Would you write the data out once more, exactly as it is?

(Document structure recognition data)
Start of Block

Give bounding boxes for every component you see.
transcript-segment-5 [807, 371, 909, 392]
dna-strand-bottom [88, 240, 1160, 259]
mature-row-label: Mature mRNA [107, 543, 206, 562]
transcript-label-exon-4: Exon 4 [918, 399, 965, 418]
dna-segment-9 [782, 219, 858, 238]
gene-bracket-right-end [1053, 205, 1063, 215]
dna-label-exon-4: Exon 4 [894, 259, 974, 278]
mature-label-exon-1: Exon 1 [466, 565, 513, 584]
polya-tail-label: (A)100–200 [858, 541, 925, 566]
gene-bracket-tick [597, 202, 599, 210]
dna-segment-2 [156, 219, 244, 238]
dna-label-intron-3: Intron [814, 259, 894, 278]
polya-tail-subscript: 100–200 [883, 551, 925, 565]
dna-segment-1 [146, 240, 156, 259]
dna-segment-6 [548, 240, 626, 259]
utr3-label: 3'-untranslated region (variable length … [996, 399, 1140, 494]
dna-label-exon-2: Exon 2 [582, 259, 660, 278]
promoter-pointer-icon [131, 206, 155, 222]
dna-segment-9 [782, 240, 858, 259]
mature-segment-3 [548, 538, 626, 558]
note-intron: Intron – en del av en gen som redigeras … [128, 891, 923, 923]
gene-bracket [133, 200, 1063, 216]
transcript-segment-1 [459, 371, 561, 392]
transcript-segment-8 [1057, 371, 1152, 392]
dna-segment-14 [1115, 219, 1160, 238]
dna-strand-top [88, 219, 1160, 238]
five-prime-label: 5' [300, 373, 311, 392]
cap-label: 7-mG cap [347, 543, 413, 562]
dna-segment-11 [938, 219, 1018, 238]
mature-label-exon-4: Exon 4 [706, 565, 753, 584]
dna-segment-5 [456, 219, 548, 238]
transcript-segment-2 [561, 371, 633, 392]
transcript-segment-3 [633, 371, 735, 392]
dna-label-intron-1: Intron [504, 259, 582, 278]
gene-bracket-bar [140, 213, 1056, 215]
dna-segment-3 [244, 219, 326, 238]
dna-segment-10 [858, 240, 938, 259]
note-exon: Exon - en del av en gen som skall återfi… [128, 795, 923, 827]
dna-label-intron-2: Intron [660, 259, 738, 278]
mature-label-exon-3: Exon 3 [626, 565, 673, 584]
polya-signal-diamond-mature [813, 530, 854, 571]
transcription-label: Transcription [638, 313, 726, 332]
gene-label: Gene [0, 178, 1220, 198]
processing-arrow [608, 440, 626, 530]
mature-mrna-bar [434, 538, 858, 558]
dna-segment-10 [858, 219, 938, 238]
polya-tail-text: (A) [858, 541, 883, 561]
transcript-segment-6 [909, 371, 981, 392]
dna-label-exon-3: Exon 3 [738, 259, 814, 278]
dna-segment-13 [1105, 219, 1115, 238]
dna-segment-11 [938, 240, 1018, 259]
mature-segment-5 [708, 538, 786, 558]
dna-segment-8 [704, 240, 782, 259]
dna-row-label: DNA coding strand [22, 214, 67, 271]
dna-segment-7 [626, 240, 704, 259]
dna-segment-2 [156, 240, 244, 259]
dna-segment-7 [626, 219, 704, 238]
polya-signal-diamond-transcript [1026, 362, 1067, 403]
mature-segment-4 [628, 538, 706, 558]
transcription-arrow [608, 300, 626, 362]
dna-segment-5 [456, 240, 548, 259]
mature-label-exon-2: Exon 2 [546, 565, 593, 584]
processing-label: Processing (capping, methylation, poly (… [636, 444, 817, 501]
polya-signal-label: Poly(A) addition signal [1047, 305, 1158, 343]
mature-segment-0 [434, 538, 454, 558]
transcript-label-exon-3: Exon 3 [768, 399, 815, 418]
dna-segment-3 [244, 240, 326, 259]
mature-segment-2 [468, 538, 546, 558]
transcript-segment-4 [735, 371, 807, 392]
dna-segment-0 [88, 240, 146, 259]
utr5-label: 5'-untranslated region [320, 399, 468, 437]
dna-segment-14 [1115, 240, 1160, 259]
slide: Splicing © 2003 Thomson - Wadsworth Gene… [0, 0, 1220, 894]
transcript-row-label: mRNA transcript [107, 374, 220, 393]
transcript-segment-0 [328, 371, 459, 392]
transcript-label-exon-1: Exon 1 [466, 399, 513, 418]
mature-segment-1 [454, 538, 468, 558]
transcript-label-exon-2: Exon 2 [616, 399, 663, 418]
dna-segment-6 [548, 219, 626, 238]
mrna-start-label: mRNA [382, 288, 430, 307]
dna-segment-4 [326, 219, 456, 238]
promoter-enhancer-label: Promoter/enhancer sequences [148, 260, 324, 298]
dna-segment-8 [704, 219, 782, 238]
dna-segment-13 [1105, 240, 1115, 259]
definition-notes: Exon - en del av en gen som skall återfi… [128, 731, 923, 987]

End of Block

■ The answer
Give bounding boxes for every component you see.
transcript-segment-5 [807, 371, 909, 392]
dna-strand-bottom [88, 240, 1160, 259]
mature-row-label: Mature mRNA [107, 543, 206, 562]
transcript-label-exon-4: Exon 4 [918, 399, 965, 418]
dna-segment-9 [782, 219, 858, 238]
gene-bracket-right-end [1053, 205, 1063, 215]
dna-label-exon-4: Exon 4 [894, 259, 974, 278]
mature-label-exon-1: Exon 1 [466, 565, 513, 584]
polya-tail-label: (A)100–200 [858, 541, 925, 566]
gene-bracket-tick [597, 202, 599, 210]
dna-segment-2 [156, 219, 244, 238]
dna-label-intron-3: Intron [814, 259, 894, 278]
polya-tail-subscript: 100–200 [883, 551, 925, 565]
dna-segment-1 [146, 240, 156, 259]
dna-segment-6 [548, 240, 626, 259]
utr3-label: 3'-untranslated region (variable length … [996, 399, 1140, 494]
dna-label-exon-2: Exon 2 [582, 259, 660, 278]
promoter-pointer-icon [131, 206, 155, 222]
dna-segment-9 [782, 240, 858, 259]
mature-segment-3 [548, 538, 626, 558]
note-intron: Intron – en del av en gen som redigeras … [128, 891, 923, 923]
gene-bracket [133, 200, 1063, 216]
transcript-segment-1 [459, 371, 561, 392]
transcript-segment-8 [1057, 371, 1152, 392]
dna-segment-14 [1115, 219, 1160, 238]
dna-strand-top [88, 219, 1160, 238]
five-prime-label: 5' [300, 373, 311, 392]
cap-label: 7-mG cap [347, 543, 413, 562]
dna-segment-11 [938, 219, 1018, 238]
mature-label-exon-4: Exon 4 [706, 565, 753, 584]
dna-segment-5 [456, 219, 548, 238]
transcript-segment-2 [561, 371, 633, 392]
transcript-segment-3 [633, 371, 735, 392]
dna-label-intron-1: Intron [504, 259, 582, 278]
gene-bracket-bar [140, 213, 1056, 215]
dna-segment-3 [244, 219, 326, 238]
dna-segment-10 [858, 240, 938, 259]
note-exon: Exon - en del av en gen som skall återfi… [128, 795, 923, 827]
dna-label-intron-2: Intron [660, 259, 738, 278]
mature-label-exon-3: Exon 3 [626, 565, 673, 584]
polya-signal-diamond-mature [813, 530, 854, 571]
transcription-label: Transcription [638, 313, 726, 332]
gene-label: Gene [0, 178, 1220, 198]
processing-arrow [608, 440, 626, 530]
mature-mrna-bar [434, 538, 858, 558]
dna-segment-10 [858, 219, 938, 238]
polya-tail-text: (A) [858, 541, 883, 561]
transcript-segment-6 [909, 371, 981, 392]
dna-label-exon-3: Exon 3 [738, 259, 814, 278]
dna-segment-13 [1105, 219, 1115, 238]
dna-segment-11 [938, 240, 1018, 259]
mature-segment-5 [708, 538, 786, 558]
dna-segment-8 [704, 240, 782, 259]
dna-row-label: DNA coding strand [22, 214, 67, 271]
dna-segment-7 [626, 240, 704, 259]
dna-segment-2 [156, 240, 244, 259]
dna-segment-7 [626, 219, 704, 238]
polya-signal-diamond-transcript [1026, 362, 1067, 403]
mature-segment-4 [628, 538, 706, 558]
transcription-arrow [608, 300, 626, 362]
dna-segment-5 [456, 240, 548, 259]
mature-label-exon-2: Exon 2 [546, 565, 593, 584]
processing-label: Processing (capping, methylation, poly (… [636, 444, 817, 501]
polya-signal-label: Poly(A) addition signal [1047, 305, 1158, 343]
mature-segment-0 [434, 538, 454, 558]
transcript-label-exon-3: Exon 3 [768, 399, 815, 418]
dna-segment-3 [244, 240, 326, 259]
mature-segment-2 [468, 538, 546, 558]
transcript-segment-4 [735, 371, 807, 392]
dna-segment-0 [88, 240, 146, 259]
utr5-label: 5'-untranslated region [320, 399, 468, 437]
dna-segment-14 [1115, 240, 1160, 259]
slide: Splicing © 2003 Thomson - Wadsworth Gene… [0, 0, 1220, 894]
transcript-row-label: mRNA transcript [107, 374, 220, 393]
transcript-segment-0 [328, 371, 459, 392]
transcript-label-exon-1: Exon 1 [466, 399, 513, 418]
mature-segment-1 [454, 538, 468, 558]
transcript-label-exon-2: Exon 2 [616, 399, 663, 418]
dna-segment-6 [548, 219, 626, 238]
mrna-start-label: mRNA [382, 288, 430, 307]
dna-segment-4 [326, 219, 456, 238]
promoter-enhancer-label: Promoter/enhancer sequences [148, 260, 324, 298]
dna-segment-8 [704, 219, 782, 238]
dna-segment-13 [1105, 240, 1115, 259]
definition-notes: Exon - en del av en gen som skall återfi… [128, 731, 923, 987]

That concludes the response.